━━━ DATA ENTRIES ━━━

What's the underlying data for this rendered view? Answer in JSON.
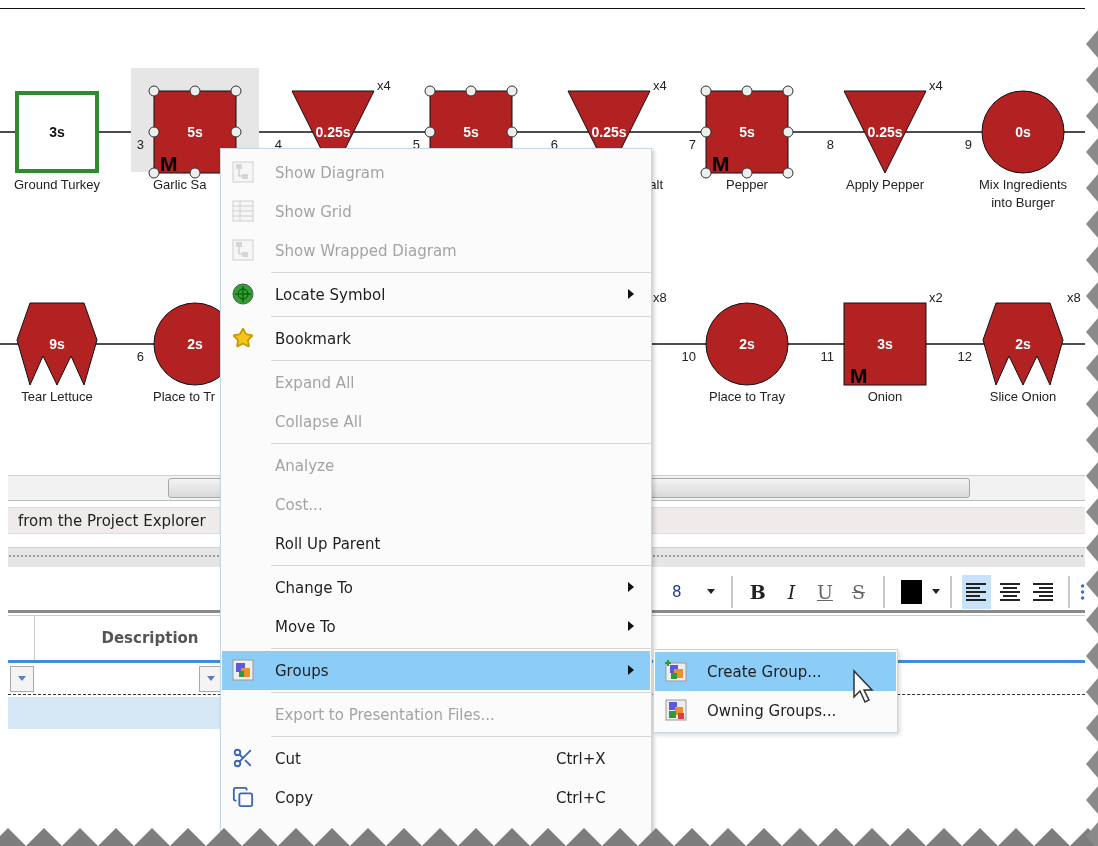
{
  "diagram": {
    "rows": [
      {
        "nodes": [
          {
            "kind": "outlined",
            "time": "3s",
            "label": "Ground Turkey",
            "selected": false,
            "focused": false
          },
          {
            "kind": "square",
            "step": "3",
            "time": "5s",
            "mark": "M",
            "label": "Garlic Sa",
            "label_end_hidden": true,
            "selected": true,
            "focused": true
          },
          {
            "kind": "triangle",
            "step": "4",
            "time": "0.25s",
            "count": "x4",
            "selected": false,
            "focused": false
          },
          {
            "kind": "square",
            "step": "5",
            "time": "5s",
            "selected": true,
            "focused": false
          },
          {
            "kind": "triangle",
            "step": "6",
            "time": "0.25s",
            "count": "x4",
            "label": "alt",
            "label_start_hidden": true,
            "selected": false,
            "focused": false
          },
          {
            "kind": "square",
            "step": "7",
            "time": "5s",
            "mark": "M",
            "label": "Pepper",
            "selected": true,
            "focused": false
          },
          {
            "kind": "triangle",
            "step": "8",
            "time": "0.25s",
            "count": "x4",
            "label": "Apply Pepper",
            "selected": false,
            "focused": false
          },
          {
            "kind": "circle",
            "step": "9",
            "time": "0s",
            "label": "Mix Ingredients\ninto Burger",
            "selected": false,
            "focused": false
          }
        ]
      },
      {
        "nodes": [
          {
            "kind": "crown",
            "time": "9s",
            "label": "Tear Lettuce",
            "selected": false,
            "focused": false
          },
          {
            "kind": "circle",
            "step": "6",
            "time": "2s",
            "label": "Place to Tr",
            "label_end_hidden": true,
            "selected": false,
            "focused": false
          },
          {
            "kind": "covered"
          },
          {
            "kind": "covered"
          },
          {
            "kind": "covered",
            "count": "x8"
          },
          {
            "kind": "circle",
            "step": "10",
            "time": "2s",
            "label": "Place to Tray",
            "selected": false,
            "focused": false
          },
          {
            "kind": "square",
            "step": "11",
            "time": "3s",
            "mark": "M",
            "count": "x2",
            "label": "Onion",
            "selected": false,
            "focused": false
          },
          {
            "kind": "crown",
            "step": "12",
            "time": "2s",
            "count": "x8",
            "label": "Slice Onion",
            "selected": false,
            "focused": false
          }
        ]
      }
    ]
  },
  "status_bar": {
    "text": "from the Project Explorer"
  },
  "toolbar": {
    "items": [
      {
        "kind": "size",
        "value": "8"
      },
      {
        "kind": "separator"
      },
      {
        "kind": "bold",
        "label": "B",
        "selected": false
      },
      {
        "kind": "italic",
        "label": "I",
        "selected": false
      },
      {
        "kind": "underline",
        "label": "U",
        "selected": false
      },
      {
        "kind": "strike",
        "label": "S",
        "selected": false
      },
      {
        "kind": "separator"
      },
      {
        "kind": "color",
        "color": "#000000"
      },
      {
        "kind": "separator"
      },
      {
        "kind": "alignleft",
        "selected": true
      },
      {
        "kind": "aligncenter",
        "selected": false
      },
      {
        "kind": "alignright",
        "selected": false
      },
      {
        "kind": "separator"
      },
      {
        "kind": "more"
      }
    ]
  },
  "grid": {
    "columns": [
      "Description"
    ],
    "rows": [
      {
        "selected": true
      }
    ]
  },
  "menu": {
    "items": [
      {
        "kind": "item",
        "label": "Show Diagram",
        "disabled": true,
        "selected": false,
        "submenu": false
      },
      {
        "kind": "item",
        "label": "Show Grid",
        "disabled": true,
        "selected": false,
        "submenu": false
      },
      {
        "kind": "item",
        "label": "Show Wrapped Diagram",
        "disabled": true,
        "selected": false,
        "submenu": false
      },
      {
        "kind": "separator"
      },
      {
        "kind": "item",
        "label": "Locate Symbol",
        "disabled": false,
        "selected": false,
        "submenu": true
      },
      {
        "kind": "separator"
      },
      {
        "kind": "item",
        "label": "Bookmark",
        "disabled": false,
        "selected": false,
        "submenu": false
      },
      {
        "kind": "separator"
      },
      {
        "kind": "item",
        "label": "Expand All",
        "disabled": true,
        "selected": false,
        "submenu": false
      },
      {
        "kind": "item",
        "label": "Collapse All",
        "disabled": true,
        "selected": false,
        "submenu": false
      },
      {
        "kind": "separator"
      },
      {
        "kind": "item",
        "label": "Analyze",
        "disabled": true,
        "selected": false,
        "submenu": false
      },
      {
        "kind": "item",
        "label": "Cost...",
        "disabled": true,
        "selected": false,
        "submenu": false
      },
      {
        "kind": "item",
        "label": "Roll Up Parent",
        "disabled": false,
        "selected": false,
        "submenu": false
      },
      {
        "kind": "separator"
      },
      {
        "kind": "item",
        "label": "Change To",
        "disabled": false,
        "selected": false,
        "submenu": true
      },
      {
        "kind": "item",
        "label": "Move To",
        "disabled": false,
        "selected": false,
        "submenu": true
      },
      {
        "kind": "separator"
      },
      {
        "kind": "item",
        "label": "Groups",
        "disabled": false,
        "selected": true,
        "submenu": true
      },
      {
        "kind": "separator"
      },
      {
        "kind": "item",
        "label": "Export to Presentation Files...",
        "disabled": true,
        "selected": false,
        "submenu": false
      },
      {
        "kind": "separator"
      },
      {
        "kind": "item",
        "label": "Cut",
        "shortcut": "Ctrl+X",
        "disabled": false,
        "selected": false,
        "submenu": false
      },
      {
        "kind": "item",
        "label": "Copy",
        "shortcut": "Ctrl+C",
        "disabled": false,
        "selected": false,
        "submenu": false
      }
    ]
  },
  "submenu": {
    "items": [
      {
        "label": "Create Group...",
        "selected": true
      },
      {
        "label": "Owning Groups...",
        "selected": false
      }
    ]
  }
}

━━━
━━━ DATA ENTRIES ━━━

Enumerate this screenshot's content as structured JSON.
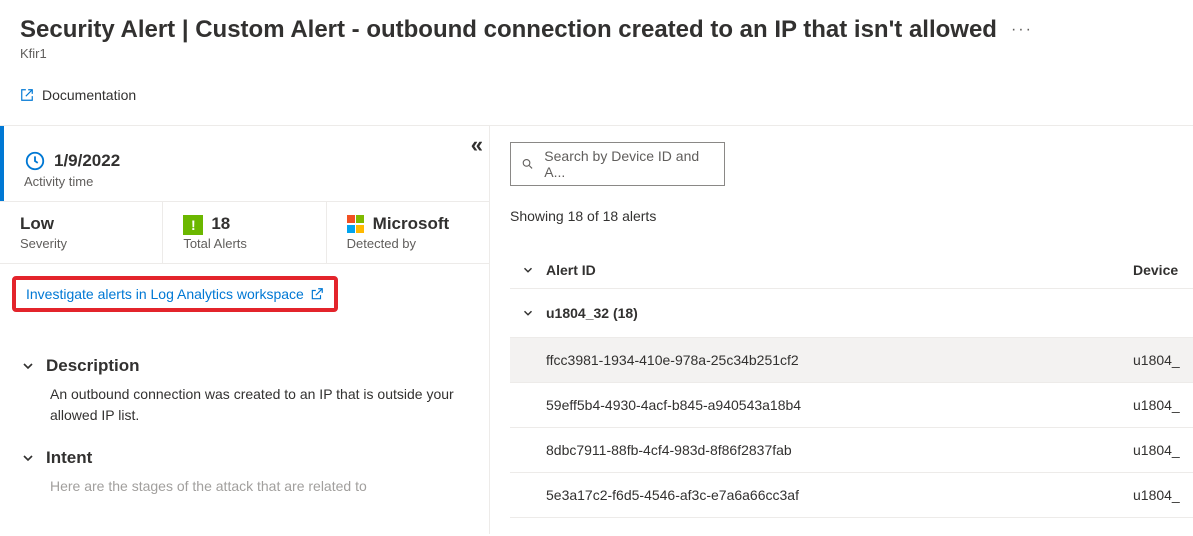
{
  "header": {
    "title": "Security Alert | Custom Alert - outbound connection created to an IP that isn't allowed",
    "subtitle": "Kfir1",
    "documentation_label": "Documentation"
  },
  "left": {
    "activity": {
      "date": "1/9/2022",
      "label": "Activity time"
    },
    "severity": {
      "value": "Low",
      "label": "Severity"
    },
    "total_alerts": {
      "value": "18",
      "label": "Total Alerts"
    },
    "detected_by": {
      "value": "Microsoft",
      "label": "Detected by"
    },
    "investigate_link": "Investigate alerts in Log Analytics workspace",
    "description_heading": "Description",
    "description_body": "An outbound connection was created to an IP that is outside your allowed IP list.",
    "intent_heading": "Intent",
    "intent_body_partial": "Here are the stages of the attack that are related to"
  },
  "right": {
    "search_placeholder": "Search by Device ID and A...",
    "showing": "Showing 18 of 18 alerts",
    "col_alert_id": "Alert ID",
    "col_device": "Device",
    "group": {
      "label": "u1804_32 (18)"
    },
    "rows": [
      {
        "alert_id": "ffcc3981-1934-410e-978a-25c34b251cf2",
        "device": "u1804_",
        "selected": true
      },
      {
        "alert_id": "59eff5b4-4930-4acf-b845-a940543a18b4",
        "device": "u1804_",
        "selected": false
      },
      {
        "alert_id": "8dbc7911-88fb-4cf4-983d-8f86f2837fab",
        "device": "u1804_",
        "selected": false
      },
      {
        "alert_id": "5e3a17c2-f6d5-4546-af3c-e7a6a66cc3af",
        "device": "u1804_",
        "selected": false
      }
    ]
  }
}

━━━

» **DIRECTIVE**
Each line in the data that holds the string "outbound" should be found and copied.

» **RESPONSE**
    "title": "Security Alert | Custom Alert - outbound connection created to an IP that isn't allowed",
    "description_body": "An outbound connection was created to an IP that is outside your allowed IP list.",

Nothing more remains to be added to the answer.